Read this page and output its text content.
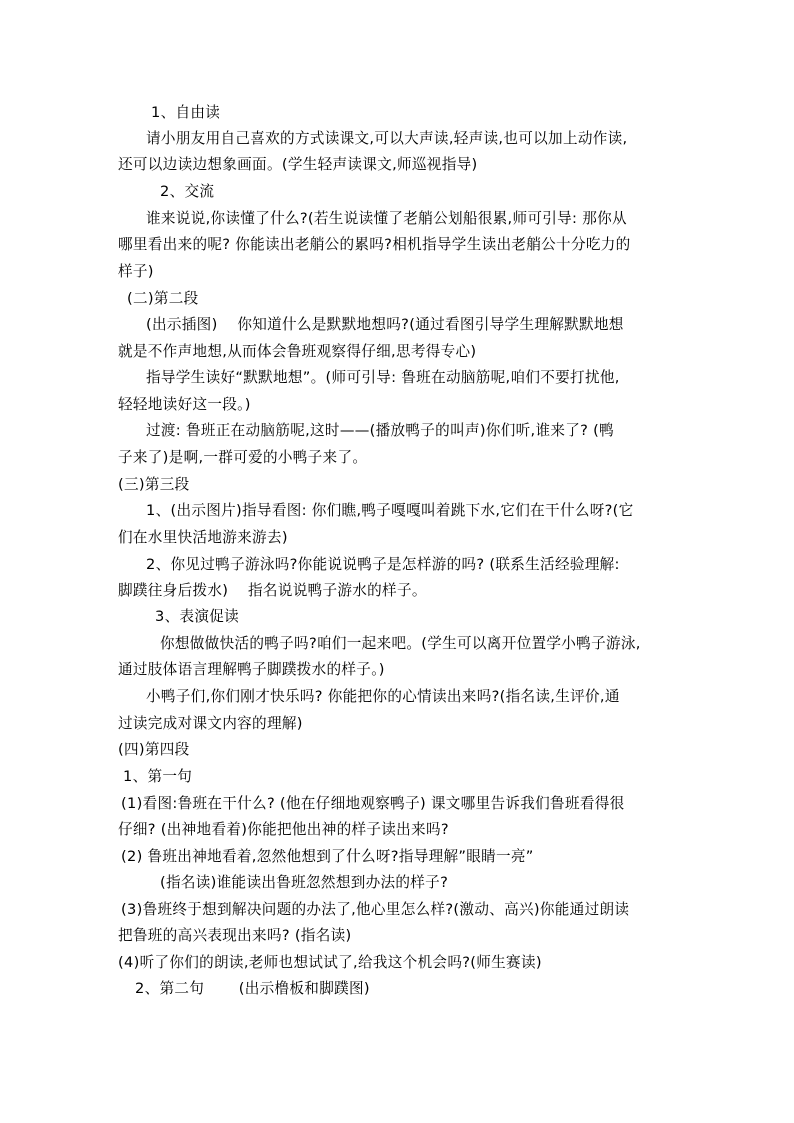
1、自由读
请小朋友用自己喜欢的方式读课文,可以大声读,轻声读,也可以加上动作读,
还可以边读边想象画面。(学生轻声读课文,师巡视指导)
2、交流
谁来说说,你读懂了什么?(若生说读懂了老艄公划船很累,师可引导: 那你从
哪里看出来的呢? 你能读出老艄公的累吗?相机指导学生读出老艄公十分吃力的
样子)
(二)第二段
(出示插图)    你知道什么是默默地想吗?(通过看图引导学生理解默默地想
就是不作声地想,从而体会鲁班观察得仔细,思考得专心)
指导学生读好“默默地想”。(师可引导: 鲁班在动脑筋呢,咱们不要打扰他,
轻轻地读好这一段。)
过渡: 鲁班正在动脑筋呢,这时——(播放鸭子的叫声)你们听,谁来了? (鸭
子来了)是啊,一群可爱的小鸭子来了。
(三)第三段
1、(出示图片)指导看图: 你们瞧,鸭子嘎嘎叫着跳下水,它们在干什么呀?(它
们在水里快活地游来游去)
2、你见过鸭子游泳吗?你能说说鸭子是怎样游的吗? (联系生活经验理解:
脚蹼往身后拨水)    指名说说鸭子游水的样子。
3、表演促读
你想做做快活的鸭子吗?咱们一起来吧。(学生可以离开位置学小鸭子游泳,
通过肢体语言理解鸭子脚蹼拨水的样子。)
小鸭子们,你们刚才快乐吗? 你能把你的心情读出来吗?(指名读,生评价,通
过读完成对课文内容的理解)
(四)第四段
1、第一句
(1)看图:鲁班在干什么? (他在仔细地观察鸭子) 课文哪里告诉我们鲁班看得很
仔细? (出神地看着)你能把他出神的样子读出来吗?
(2) 鲁班出神地看着,忽然他想到了什么呀?指导理解”眼睛一亮”
(指名读)谁能读出鲁班忽然想到办法的样子?
(3)鲁班终于想到解决问题的办法了,他心里怎么样?(激动、高兴)你能通过朗读
把鲁班的高兴表现出来吗? (指名读)
(4)听了你们的朗读,老师也想试试了,给我这个机会吗?(师生赛读)
2、第二句       (出示橹板和脚蹼图)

---

- Direction -
Each line holding the word "师可引导" counts once; report the total and nothing else.

- Full answer -
2